• [GIVEN TASK]
Output all records precisely as written.

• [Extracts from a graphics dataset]
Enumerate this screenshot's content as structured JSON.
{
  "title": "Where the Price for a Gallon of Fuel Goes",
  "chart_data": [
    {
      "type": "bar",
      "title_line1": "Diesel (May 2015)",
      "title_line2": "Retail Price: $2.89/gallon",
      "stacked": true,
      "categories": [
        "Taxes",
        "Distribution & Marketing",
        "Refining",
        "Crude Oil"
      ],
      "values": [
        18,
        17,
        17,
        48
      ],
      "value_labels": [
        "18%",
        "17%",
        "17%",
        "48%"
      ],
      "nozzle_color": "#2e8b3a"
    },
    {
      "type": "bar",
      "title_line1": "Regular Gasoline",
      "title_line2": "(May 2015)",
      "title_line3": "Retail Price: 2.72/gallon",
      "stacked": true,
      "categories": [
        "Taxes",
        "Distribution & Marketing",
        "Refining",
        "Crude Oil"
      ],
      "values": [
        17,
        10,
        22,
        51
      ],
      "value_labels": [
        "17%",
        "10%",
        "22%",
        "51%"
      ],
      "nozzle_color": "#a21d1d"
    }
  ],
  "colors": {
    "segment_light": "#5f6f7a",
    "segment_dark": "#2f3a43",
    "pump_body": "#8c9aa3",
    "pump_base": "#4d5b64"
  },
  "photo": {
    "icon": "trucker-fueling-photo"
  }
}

• [CORRECT ANSWER]
Enumerate this screenshot's content as structured JSON.
{
  "title": "Where the Price for a Gallon of Fuel Goes",
  "chart_data": [
    {
      "type": "bar",
      "title_line1": "Diesel (May 2015)",
      "title_line2": "Retail Price: $2.89/gallon",
      "stacked": true,
      "categories": [
        "Taxes",
        "Distribution & Marketing",
        "Refining",
        "Crude Oil"
      ],
      "values": [
        18,
        17,
        17,
        48
      ],
      "value_labels": [
        "18%",
        "17%",
        "17%",
        "48%"
      ],
      "nozzle_color": "#2e8b3a"
    },
    {
      "type": "bar",
      "title_line1": "Regular Gasoline",
      "title_line2": "(May 2015)",
      "title_line3": "Retail Price: 2.72/gallon",
      "stacked": true,
      "categories": [
        "Taxes",
        "Distribution & Marketing",
        "Refining",
        "Crude Oil"
      ],
      "values": [
        17,
        10,
        22,
        51
      ],
      "value_labels": [
        "17%",
        "10%",
        "22%",
        "51%"
      ],
      "nozzle_color": "#a21d1d"
    }
  ],
  "colors": {
    "segment_light": "#5f6f7a",
    "segment_dark": "#2f3a43",
    "pump_body": "#8c9aa3",
    "pump_base": "#4d5b64"
  },
  "photo": {
    "icon": "trucker-fueling-photo"
  }
}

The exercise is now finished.